-- BEGIN Records for this exercise --

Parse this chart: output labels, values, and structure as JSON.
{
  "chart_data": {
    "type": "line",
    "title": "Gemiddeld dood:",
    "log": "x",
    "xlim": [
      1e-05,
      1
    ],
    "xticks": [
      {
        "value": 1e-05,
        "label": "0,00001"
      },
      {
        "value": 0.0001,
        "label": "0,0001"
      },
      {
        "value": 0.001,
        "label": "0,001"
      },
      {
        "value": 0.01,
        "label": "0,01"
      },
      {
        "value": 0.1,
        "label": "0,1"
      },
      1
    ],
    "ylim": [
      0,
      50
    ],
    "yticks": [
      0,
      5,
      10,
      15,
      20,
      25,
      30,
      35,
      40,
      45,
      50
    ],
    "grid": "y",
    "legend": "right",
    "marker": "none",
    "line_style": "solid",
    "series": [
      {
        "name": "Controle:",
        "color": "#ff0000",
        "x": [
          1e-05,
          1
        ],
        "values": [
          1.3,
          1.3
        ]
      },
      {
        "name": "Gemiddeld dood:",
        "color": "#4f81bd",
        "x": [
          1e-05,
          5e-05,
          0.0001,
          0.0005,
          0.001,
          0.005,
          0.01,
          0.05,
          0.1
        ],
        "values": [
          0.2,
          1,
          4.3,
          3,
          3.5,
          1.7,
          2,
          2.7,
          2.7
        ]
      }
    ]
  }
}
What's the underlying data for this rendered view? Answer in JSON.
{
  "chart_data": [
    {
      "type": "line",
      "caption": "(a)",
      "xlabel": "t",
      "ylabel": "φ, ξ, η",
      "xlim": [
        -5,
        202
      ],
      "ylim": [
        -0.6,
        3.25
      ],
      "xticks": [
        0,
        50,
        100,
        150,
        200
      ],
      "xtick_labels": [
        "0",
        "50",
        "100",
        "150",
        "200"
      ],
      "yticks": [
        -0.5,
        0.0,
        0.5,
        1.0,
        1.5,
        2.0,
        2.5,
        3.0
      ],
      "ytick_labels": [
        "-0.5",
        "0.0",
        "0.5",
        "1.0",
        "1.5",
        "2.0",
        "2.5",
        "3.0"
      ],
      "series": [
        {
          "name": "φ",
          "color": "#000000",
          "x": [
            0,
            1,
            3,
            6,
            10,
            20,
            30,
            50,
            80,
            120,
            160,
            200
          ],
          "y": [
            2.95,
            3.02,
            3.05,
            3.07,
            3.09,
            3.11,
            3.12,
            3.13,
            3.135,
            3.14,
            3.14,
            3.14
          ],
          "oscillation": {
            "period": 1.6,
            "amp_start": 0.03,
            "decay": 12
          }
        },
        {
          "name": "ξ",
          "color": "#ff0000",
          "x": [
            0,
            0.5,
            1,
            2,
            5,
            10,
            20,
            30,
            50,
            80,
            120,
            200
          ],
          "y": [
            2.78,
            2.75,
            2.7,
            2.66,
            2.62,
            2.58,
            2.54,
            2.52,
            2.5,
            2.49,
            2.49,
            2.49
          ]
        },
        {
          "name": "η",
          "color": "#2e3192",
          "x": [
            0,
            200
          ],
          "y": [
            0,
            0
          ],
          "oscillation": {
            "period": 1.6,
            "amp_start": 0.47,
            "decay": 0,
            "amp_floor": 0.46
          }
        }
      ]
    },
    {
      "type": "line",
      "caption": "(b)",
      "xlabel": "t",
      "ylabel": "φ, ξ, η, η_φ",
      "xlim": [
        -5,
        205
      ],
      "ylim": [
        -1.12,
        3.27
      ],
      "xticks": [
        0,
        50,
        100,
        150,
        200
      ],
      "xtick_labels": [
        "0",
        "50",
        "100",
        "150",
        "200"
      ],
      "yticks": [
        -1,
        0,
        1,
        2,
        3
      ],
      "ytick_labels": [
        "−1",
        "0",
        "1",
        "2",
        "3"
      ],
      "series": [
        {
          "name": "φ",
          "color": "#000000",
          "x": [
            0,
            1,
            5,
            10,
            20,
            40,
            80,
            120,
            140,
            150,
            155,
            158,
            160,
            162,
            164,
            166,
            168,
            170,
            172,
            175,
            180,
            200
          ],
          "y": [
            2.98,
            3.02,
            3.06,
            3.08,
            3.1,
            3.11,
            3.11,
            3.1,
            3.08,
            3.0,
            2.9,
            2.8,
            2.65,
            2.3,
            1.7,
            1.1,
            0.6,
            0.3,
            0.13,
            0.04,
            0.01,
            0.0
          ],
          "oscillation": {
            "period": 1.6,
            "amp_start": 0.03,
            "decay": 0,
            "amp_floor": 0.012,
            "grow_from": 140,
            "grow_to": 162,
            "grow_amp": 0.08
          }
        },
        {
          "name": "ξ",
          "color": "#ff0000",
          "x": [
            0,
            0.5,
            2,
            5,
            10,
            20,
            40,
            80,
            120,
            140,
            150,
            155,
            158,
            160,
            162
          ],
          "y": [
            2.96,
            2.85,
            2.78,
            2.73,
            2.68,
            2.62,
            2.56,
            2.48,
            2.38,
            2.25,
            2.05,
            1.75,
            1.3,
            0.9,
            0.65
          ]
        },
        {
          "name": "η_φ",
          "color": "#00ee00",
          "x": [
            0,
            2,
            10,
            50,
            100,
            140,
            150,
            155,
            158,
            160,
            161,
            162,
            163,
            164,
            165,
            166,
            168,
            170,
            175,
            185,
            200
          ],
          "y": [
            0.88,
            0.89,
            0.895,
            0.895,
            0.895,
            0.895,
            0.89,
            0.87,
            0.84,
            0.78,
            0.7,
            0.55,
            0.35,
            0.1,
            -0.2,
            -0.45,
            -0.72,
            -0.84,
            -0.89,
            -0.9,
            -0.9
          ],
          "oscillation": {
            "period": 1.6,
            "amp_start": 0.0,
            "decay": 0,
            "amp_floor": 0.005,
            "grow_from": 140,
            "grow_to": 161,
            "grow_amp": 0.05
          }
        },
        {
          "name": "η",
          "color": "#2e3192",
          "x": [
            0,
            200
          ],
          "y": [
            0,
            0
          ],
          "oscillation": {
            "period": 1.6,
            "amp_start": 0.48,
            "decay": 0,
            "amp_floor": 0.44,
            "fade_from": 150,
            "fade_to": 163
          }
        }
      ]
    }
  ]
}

-- END Records for this exercise --

Send back each record exactly as it stands.

▶ [Output for this exercise]:
Parse this chart: output labels, values, and structure as JSON.
{
  "chart_data": {
    "type": "line",
    "title": "Gemiddeld dood:",
    "log": "x",
    "xlim": [
      1e-05,
      1
    ],
    "xticks": [
      {
        "value": 1e-05,
        "label": "0,00001"
      },
      {
        "value": 0.0001,
        "label": "0,0001"
      },
      {
        "value": 0.001,
        "label": "0,001"
      },
      {
        "value": 0.01,
        "label": "0,01"
      },
      {
        "value": 0.1,
        "label": "0,1"
      },
      1
    ],
    "ylim": [
      0,
      50
    ],
    "yticks": [
      0,
      5,
      10,
      15,
      20,
      25,
      30,
      35,
      40,
      45,
      50
    ],
    "grid": "y",
    "legend": "right",
    "marker": "none",
    "line_style": "solid",
    "series": [
      {
        "name": "Controle:",
        "color": "#ff0000",
        "x": [
          1e-05,
          1
        ],
        "values": [
          1.3,
          1.3
        ]
      },
      {
        "name": "Gemiddeld dood:",
        "color": "#4f81bd",
        "x": [
          1e-05,
          5e-05,
          0.0001,
          0.0005,
          0.001,
          0.005,
          0.01,
          0.05,
          0.1
        ],
        "values": [
          0.2,
          1,
          4.3,
          3,
          3.5,
          1.7,
          2,
          2.7,
          2.7
        ]
      }
    ]
  }
}
What's the underlying data for this rendered view? Answer in JSON.
{
  "chart_data": [
    {
      "type": "line",
      "caption": "(a)",
      "xlabel": "t",
      "ylabel": "φ, ξ, η",
      "xlim": [
        -5,
        202
      ],
      "ylim": [
        -0.6,
        3.25
      ],
      "xticks": [
        0,
        50,
        100,
        150,
        200
      ],
      "xtick_labels": [
        "0",
        "50",
        "100",
        "150",
        "200"
      ],
      "yticks": [
        -0.5,
        0.0,
        0.5,
        1.0,
        1.5,
        2.0,
        2.5,
        3.0
      ],
      "ytick_labels": [
        "-0.5",
        "0.0",
        "0.5",
        "1.0",
        "1.5",
        "2.0",
        "2.5",
        "3.0"
      ],
      "series": [
        {
          "name": "φ",
          "color": "#000000",
          "x": [
            0,
            1,
            3,
            6,
            10,
            20,
            30,
            50,
            80,
            120,
            160,
            200
          ],
          "y": [
            2.95,
            3.02,
            3.05,
            3.07,
            3.09,
            3.11,
            3.12,
            3.13,
            3.135,
            3.14,
            3.14,
            3.14
          ],
          "oscillation": {
            "period": 1.6,
            "amp_start": 0.03,
            "decay": 12
          }
        },
        {
          "name": "ξ",
          "color": "#ff0000",
          "x": [
            0,
            0.5,
            1,
            2,
            5,
            10,
            20,
            30,
            50,
            80,
            120,
            200
          ],
          "y": [
            2.78,
            2.75,
            2.7,
            2.66,
            2.62,
            2.58,
            2.54,
            2.52,
            2.5,
            2.49,
            2.49,
            2.49
          ]
        },
        {
          "name": "η",
          "color": "#2e3192",
          "x": [
            0,
            200
          ],
          "y": [
            0,
            0
          ],
          "oscillation": {
            "period": 1.6,
            "amp_start": 0.47,
            "decay": 0,
            "amp_floor": 0.46
          }
        }
      ]
    },
    {
      "type": "line",
      "caption": "(b)",
      "xlabel": "t",
      "ylabel": "φ, ξ, η, η_φ",
      "xlim": [
        -5,
        205
      ],
      "ylim": [
        -1.12,
        3.27
      ],
      "xticks": [
        0,
        50,
        100,
        150,
        200
      ],
      "xtick_labels": [
        "0",
        "50",
        "100",
        "150",
        "200"
      ],
      "yticks": [
        -1,
        0,
        1,
        2,
        3
      ],
      "ytick_labels": [
        "−1",
        "0",
        "1",
        "2",
        "3"
      ],
      "series": [
        {
          "name": "φ",
          "color": "#000000",
          "x": [
            0,
            1,
            5,
            10,
            20,
            40,
            80,
            120,
            140,
            150,
            155,
            158,
            160,
            162,
            164,
            166,
            168,
            170,
            172,
            175,
            180,
            200
          ],
          "y": [
            2.98,
            3.02,
            3.06,
            3.08,
            3.1,
            3.11,
            3.11,
            3.1,
            3.08,
            3.0,
            2.9,
            2.8,
            2.65,
            2.3,
            1.7,
            1.1,
            0.6,
            0.3,
            0.13,
            0.04,
            0.01,
            0.0
          ],
          "oscillation": {
            "period": 1.6,
            "amp_start": 0.03,
            "decay": 0,
            "amp_floor": 0.012,
            "grow_from": 140,
            "grow_to": 162,
            "grow_amp": 0.08
          }
        },
        {
          "name": "ξ",
          "color": "#ff0000",
          "x": [
            0,
            0.5,
            2,
            5,
            10,
            20,
            40,
            80,
            120,
            140,
            150,
            155,
            158,
            160,
            162
          ],
          "y": [
            2.96,
            2.85,
            2.78,
            2.73,
            2.68,
            2.62,
            2.56,
            2.48,
            2.38,
            2.25,
            2.05,
            1.75,
            1.3,
            0.9,
            0.65
          ]
        },
        {
          "name": "η_φ",
          "color": "#00ee00",
          "x": [
            0,
            2,
            10,
            50,
            100,
            140,
            150,
            155,
            158,
            160,
            161,
            162,
            163,
            164,
            165,
            166,
            168,
            170,
            175,
            185,
            200
          ],
          "y": [
            0.88,
            0.89,
            0.895,
            0.895,
            0.895,
            0.895,
            0.89,
            0.87,
            0.84,
            0.78,
            0.7,
            0.55,
            0.35,
            0.1,
            -0.2,
            -0.45,
            -0.72,
            -0.84,
            -0.89,
            -0.9,
            -0.9
          ],
          "oscillation": {
            "period": 1.6,
            "amp_start": 0.0,
            "decay": 0,
            "amp_floor": 0.005,
            "grow_from": 140,
            "grow_to": 161,
            "grow_amp": 0.05
          }
        },
        {
          "name": "η",
          "color": "#2e3192",
          "x": [
            0,
            200
          ],
          "y": [
            0,
            0
          ],
          "oscillation": {
            "period": 1.6,
            "amp_start": 0.48,
            "decay": 0,
            "amp_floor": 0.44,
            "fade_from": 150,
            "fade_to": 163
          }
        }
      ]
    }
  ]
}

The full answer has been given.